■ Try it: Identify and pull out each line of the entries in which "유형연습" occurs.

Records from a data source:
>>>>>

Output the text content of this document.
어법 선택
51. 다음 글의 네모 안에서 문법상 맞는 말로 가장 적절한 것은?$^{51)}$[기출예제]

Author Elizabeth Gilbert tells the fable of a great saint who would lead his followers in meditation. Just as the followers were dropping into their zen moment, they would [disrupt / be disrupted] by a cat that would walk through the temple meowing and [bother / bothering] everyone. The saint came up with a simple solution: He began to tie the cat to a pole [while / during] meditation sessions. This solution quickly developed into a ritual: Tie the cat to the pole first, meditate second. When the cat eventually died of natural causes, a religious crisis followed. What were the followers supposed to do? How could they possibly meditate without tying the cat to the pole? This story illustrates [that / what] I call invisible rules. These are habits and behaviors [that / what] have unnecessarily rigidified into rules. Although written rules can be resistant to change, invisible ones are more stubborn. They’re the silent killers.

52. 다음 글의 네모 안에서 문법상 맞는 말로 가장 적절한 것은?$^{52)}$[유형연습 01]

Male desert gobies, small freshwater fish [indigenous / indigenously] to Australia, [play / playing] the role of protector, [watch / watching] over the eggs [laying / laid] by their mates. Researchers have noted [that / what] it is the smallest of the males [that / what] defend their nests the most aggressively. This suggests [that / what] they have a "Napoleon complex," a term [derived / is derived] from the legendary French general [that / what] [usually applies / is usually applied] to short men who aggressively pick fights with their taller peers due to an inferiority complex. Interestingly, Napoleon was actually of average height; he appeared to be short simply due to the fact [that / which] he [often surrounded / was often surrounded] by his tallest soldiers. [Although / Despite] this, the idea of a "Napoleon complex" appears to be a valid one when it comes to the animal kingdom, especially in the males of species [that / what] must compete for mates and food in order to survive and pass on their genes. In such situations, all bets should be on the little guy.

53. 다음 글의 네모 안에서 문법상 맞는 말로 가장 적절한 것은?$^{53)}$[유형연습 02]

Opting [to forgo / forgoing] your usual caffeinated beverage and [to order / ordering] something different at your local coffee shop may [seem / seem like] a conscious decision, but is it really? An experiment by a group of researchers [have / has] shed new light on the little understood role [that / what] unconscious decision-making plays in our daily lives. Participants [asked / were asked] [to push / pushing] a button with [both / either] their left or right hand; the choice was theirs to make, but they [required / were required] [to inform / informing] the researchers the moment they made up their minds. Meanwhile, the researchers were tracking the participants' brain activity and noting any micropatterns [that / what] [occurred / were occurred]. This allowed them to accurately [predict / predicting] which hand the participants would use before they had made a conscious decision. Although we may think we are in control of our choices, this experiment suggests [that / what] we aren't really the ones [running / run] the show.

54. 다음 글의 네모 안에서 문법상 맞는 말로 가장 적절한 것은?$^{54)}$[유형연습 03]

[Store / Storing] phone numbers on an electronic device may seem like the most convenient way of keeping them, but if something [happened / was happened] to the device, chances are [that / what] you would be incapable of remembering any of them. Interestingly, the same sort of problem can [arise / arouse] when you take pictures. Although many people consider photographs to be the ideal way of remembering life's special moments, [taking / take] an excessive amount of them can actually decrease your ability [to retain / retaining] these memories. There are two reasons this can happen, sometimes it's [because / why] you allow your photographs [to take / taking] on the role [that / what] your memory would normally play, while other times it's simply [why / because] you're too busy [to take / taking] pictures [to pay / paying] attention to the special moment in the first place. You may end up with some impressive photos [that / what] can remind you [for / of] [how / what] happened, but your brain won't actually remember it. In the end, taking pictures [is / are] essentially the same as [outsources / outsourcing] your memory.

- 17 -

<<<<<

■ Task solution:
52. 다음 글의 네모 안에서 문법상 맞는 말로 가장 적절한 것은?$^{52)}$[유형연습 01]
53. 다음 글의 네모 안에서 문법상 맞는 말로 가장 적절한 것은?$^{53)}$[유형연습 02]
54. 다음 글의 네모 안에서 문법상 맞는 말로 가장 적절한 것은?$^{54)}$[유형연습 03]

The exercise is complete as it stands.